(Figure collection entries)
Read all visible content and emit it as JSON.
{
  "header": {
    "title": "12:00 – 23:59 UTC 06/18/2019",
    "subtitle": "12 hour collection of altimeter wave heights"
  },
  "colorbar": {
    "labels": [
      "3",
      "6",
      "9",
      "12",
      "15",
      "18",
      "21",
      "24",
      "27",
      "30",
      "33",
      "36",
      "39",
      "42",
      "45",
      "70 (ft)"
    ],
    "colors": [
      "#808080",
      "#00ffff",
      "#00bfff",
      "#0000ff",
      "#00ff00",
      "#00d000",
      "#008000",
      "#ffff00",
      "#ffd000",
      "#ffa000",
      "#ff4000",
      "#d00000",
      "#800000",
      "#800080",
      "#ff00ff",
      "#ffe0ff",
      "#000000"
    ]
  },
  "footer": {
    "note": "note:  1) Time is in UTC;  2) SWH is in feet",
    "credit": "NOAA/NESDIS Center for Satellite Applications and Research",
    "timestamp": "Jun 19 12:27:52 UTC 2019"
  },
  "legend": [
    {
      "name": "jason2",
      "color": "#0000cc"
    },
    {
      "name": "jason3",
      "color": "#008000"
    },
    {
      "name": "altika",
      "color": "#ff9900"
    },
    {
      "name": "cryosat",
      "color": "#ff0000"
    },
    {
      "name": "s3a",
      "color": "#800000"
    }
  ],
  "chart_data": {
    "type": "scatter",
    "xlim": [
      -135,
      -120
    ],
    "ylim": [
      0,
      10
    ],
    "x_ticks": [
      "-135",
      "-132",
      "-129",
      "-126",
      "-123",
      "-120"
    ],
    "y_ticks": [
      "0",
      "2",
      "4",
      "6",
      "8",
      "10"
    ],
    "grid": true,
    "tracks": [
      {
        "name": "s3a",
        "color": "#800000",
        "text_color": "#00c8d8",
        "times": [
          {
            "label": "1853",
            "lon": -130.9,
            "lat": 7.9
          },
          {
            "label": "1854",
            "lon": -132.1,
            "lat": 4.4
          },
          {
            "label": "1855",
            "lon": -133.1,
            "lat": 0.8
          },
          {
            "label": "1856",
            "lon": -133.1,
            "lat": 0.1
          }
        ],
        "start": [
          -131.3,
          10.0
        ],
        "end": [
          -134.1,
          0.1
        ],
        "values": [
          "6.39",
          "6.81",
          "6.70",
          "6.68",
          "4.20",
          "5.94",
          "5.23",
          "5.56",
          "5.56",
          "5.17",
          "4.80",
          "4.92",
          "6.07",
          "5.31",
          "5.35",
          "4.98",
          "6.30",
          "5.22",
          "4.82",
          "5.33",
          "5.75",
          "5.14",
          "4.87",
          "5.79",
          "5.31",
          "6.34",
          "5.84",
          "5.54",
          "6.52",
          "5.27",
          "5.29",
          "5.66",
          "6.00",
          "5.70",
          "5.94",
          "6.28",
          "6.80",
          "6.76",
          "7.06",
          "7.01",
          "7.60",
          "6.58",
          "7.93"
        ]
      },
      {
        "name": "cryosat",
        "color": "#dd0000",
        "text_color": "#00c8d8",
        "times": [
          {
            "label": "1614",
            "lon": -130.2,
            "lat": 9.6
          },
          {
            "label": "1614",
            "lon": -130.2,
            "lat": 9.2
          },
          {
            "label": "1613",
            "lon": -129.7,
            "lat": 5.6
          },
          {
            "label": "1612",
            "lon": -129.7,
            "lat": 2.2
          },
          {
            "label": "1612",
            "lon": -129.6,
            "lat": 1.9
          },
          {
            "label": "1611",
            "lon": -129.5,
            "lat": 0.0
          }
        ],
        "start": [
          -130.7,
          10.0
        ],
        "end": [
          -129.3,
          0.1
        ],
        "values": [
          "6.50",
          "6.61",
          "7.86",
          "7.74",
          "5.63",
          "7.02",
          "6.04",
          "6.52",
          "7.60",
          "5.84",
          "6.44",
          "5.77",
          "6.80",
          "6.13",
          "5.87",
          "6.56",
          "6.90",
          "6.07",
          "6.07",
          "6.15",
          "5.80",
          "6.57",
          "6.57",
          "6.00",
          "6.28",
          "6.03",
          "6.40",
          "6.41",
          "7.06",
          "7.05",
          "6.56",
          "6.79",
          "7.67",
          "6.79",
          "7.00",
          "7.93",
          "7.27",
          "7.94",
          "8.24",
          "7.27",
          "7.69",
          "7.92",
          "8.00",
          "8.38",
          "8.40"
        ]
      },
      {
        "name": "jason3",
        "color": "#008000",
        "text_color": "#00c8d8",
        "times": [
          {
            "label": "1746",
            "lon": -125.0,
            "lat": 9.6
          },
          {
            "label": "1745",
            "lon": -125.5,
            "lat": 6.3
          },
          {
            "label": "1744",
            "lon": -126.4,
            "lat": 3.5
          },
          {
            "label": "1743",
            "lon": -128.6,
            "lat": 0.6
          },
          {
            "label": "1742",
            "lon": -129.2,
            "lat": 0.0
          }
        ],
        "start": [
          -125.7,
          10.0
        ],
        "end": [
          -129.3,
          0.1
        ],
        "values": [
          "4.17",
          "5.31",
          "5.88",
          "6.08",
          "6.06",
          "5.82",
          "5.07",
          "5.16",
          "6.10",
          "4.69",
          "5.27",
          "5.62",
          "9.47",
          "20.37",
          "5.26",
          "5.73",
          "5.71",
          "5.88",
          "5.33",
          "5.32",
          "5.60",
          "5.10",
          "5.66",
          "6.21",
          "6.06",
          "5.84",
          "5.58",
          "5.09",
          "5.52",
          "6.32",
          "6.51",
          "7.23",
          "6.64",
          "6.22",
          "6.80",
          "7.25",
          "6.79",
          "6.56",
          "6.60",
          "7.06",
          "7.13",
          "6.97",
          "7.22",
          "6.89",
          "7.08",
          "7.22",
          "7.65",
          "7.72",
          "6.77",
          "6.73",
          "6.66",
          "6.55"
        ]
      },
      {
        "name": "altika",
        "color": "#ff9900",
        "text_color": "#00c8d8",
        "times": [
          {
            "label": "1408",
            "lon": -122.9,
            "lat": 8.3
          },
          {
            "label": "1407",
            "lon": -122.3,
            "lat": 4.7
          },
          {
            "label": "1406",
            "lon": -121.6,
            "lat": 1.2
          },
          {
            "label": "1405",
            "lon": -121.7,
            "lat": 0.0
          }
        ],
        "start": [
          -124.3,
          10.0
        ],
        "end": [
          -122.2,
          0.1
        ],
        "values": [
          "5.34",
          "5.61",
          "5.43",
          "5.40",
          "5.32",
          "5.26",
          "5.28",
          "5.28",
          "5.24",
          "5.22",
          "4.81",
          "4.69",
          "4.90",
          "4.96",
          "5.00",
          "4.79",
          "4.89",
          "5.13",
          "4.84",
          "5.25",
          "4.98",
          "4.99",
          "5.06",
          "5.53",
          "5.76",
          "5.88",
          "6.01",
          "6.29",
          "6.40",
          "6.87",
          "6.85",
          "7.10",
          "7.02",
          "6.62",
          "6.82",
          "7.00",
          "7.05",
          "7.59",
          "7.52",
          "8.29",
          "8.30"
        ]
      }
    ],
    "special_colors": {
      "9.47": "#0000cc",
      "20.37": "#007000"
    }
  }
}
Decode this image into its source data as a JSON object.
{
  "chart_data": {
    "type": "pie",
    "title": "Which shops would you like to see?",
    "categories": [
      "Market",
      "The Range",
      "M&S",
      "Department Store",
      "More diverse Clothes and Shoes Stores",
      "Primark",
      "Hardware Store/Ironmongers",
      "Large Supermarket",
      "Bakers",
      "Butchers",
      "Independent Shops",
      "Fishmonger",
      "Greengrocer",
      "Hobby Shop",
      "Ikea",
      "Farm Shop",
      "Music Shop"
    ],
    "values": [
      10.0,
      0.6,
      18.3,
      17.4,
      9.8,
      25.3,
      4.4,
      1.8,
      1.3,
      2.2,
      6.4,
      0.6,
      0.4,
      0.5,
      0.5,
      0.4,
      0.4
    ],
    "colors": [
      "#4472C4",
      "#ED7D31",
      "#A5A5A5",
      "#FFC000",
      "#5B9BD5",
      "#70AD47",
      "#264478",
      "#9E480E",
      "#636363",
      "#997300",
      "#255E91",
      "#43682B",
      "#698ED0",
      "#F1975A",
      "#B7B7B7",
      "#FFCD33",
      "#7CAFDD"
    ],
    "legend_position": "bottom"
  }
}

Task statement: Which lines include the word "JSON"? Copy every one of them.

Exercise answer:
Read all visible content and emit it as JSON.
Decode this image into its source data as a JSON object.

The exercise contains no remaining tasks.